Task
State how many lines of the entries hold the string "фазой". Reply with the number alone.

Material provided

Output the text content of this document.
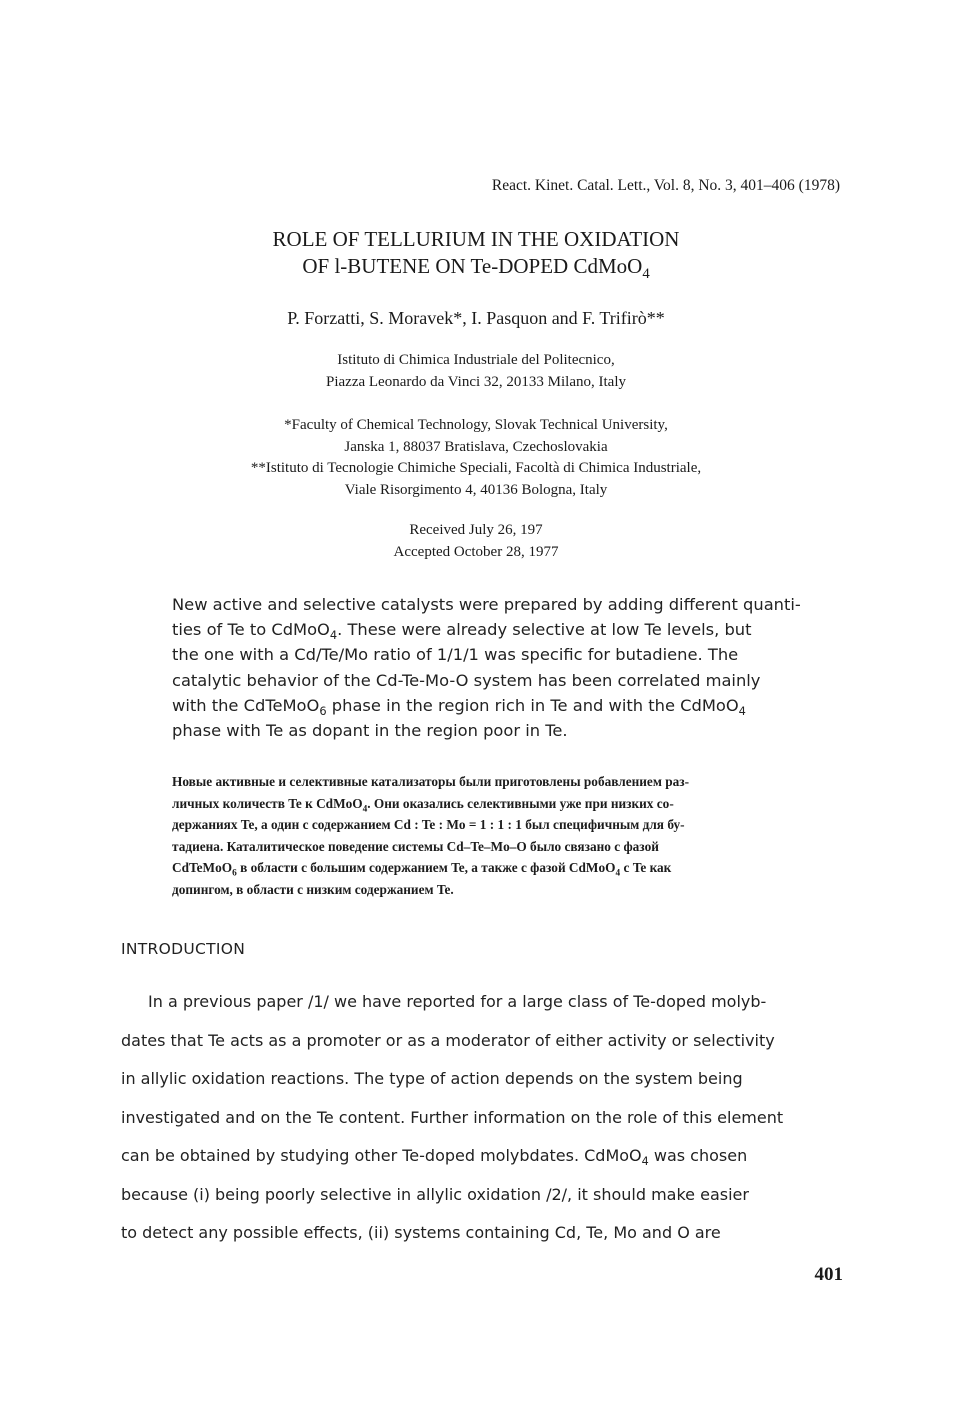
React. Kinet. Catal. Lett., Vol. 8, No. 3, 401–406 (1978)
ROLE OF TELLURIUM IN THE OXIDATION
OF l-BUTENE ON Te-DOPED CdMoO$_4$
P. Forzatti, S. Moravek*, I. Pasquon and F. Trifirò**
Istituto di Chimica Industriale del Politecnico,
Piazza Leonardo da Vinci 32, 20133 Milano, Italy
*Faculty of Chemical Technology, Slovak Technical University,
Janska 1, 88037 Bratislava, Czechoslovakia
**Istituto di Tecnologie Chimiche Speciali, Facoltà di Chimica Industriale,
Viale Risorgimento 4, 40136 Bologna, Italy
Received July 26, 197
Accepted October 28, 1977
New active and selective catalysts were prepared by adding different quanti-
ties of Te to CdMoO$_4$. These were already selective at low Te levels, but
the one with a Cd/Te/Mo ratio of 1/1/1 was specific for butadiene. The
catalytic behavior of the Cd-Te-Mo-O system has been correlated mainly
with the CdTeMoO$_6$ phase in the region rich in Te and with the CdMoO$_4$
phase with Te as dopant in the region poor in Te.
Новые активные и селективные катализаторы были приготовлены робавлением раз-
личных количеств Te к CdMoO$_4$. Они оказались селективными уже при низких со-
держаниях Te, а один с содержанием Cd : Te : Mo = 1 : 1 : 1 был специфичным для бу-
тадиена. Каталитическое поведение системы Cd–Te–Mo–O было связано с фазой
CdTeMoO$_6$ в области с большим содержанием Te, а также с фазой CdMoO$_4$ с Te как
допингом, в области с низким содержанием Te.
INTRODUCTION
In a previous paper /1/ we have reported for a large class of Te-doped molyb-
dates that Te acts as a promoter or as a moderator of either activity or selectivity
in allylic oxidation reactions. The type of action depends on the system being
investigated and on the Te content. Further information on the role of this element
can be obtained by studying other Te-doped molybdates. CdMoO$_4$ was chosen
because (i) being poorly selective in allylic oxidation /2/, it should make easier
to detect any possible effects, (ii) systems containing Cd, Te, Mo and O are
401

Written answer
2